Set exercise
Every line that contains the word "based" should be copied.

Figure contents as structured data
::::
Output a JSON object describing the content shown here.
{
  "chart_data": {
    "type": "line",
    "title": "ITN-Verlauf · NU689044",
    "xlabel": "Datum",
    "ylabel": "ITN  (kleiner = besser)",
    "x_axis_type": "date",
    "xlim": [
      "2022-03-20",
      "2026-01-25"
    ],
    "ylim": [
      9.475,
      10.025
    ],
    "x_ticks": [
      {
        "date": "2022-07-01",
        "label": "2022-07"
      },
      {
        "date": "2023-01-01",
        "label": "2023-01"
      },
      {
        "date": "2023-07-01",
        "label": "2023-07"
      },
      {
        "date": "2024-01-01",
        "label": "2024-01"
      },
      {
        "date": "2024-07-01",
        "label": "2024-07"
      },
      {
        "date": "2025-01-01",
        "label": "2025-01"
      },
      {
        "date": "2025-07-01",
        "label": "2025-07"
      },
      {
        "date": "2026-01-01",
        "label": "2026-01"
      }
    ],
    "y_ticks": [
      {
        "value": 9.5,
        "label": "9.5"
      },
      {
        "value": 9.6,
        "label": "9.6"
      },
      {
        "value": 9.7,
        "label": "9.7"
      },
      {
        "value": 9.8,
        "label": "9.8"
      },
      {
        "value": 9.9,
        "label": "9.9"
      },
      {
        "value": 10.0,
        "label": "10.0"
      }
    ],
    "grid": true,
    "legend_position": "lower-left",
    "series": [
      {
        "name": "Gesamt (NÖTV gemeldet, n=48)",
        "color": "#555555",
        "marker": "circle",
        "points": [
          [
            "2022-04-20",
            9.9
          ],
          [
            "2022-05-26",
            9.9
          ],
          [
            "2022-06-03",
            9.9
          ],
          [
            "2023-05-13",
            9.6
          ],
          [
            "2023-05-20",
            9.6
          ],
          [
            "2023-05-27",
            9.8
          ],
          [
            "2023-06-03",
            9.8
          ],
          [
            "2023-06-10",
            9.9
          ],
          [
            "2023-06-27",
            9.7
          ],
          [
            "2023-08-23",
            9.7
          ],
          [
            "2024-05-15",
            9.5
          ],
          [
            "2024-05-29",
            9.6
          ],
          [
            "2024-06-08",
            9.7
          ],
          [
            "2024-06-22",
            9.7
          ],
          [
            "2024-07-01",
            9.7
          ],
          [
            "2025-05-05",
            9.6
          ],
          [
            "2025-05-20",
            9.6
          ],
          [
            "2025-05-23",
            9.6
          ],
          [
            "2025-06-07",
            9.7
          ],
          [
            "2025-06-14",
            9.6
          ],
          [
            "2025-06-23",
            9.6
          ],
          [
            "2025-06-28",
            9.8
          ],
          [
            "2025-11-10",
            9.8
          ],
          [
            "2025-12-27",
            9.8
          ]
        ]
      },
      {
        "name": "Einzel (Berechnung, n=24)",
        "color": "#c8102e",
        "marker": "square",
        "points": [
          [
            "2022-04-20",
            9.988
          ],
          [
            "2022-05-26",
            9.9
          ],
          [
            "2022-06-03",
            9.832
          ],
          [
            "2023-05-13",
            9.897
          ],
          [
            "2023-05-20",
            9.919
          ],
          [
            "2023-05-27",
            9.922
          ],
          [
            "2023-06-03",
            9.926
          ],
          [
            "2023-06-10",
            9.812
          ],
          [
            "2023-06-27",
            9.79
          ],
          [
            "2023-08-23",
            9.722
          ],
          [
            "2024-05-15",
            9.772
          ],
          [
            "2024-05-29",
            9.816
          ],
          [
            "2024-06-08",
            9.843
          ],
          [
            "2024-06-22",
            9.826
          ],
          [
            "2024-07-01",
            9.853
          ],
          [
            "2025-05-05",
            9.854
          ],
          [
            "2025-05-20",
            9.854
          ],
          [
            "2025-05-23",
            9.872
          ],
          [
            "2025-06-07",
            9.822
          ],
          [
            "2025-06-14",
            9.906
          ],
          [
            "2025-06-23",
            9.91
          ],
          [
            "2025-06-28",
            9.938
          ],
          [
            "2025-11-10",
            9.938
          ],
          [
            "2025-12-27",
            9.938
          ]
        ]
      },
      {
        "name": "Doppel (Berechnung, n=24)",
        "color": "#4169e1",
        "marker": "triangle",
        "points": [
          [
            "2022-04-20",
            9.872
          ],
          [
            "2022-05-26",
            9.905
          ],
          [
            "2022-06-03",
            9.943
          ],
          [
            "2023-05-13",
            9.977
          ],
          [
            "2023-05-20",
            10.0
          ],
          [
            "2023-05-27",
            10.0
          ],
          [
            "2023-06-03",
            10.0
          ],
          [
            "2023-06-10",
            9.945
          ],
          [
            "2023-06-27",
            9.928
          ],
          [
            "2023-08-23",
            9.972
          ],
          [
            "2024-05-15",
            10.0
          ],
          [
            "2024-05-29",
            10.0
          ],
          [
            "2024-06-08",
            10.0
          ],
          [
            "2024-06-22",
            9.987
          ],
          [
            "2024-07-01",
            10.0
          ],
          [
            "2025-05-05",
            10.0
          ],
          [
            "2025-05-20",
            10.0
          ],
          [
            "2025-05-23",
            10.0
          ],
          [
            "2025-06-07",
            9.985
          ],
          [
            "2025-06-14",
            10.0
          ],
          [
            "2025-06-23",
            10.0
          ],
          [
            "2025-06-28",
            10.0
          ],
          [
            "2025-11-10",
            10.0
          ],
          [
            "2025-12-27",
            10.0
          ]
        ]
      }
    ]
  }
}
::::
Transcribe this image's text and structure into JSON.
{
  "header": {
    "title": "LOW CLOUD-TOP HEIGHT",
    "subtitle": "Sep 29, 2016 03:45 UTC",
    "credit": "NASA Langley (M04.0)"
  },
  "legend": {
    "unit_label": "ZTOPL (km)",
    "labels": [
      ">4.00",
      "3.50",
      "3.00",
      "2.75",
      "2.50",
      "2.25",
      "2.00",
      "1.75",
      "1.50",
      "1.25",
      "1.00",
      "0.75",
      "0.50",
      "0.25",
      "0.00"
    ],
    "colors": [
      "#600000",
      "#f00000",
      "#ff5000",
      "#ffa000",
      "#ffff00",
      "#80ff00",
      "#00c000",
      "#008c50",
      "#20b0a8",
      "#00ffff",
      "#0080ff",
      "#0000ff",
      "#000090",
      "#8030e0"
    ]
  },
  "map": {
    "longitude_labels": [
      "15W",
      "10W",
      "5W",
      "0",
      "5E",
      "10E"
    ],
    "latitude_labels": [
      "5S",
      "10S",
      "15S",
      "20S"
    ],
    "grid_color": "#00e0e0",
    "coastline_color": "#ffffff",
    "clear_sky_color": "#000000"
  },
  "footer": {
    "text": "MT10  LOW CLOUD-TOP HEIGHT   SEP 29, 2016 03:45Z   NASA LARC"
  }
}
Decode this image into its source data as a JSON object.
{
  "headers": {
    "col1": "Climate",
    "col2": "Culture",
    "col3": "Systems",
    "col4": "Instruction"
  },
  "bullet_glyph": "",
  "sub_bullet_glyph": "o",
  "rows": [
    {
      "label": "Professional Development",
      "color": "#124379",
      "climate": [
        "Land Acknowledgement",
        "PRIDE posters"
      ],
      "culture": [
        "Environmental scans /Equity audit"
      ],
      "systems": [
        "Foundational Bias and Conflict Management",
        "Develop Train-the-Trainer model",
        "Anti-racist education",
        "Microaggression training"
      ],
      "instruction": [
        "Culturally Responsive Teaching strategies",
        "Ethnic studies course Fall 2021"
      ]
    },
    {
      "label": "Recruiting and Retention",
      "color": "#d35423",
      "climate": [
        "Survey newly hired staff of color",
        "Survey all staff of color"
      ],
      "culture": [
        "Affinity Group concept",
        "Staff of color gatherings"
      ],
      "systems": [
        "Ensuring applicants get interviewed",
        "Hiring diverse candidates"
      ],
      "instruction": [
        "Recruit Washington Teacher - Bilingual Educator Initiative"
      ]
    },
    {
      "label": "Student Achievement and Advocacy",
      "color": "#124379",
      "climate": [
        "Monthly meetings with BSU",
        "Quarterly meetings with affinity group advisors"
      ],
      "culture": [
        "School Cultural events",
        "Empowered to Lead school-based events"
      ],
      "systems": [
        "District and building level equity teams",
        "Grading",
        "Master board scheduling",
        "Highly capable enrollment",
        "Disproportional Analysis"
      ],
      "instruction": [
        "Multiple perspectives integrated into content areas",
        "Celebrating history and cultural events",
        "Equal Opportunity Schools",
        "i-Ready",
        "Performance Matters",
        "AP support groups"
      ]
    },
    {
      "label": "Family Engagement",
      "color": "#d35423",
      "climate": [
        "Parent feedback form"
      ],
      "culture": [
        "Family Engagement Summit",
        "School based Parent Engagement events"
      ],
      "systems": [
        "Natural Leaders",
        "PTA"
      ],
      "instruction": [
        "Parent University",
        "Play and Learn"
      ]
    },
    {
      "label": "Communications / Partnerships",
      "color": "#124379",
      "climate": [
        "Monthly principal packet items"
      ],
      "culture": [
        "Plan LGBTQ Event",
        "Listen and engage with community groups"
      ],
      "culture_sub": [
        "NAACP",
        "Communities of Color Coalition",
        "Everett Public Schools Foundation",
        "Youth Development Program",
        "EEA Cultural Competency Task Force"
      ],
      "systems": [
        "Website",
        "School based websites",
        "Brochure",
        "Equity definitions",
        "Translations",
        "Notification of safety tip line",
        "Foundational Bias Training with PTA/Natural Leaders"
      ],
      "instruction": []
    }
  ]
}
::::
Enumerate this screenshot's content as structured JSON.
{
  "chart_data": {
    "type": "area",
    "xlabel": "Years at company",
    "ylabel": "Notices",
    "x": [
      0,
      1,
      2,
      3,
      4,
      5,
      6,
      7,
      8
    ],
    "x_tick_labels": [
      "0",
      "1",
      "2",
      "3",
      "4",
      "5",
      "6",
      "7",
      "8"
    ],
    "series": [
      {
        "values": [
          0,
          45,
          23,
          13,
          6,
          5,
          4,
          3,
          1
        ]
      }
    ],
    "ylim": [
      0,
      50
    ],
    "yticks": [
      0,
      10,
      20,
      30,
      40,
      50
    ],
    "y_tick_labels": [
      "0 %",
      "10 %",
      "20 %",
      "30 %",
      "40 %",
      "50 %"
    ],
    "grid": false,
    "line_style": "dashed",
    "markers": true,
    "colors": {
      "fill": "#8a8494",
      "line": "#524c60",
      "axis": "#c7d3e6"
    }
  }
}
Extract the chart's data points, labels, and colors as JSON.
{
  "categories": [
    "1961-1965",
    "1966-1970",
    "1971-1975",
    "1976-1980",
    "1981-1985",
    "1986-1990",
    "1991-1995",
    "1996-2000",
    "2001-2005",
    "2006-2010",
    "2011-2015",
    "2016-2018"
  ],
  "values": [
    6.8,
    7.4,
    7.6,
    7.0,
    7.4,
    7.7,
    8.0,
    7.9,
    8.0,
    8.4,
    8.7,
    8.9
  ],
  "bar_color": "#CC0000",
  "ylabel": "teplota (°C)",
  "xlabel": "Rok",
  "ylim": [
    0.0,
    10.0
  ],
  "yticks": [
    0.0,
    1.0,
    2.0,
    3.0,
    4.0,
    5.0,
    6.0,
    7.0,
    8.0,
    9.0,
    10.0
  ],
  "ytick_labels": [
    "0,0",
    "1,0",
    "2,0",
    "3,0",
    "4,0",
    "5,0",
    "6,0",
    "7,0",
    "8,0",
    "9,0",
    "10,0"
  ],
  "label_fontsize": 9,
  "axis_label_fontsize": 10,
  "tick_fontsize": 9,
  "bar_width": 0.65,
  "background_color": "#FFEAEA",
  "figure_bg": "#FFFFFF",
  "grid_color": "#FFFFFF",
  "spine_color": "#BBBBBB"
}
::::
Exercise output
        "Empowered to Lead school-based events"
        "School based Parent Engagement events"
        "School based websites",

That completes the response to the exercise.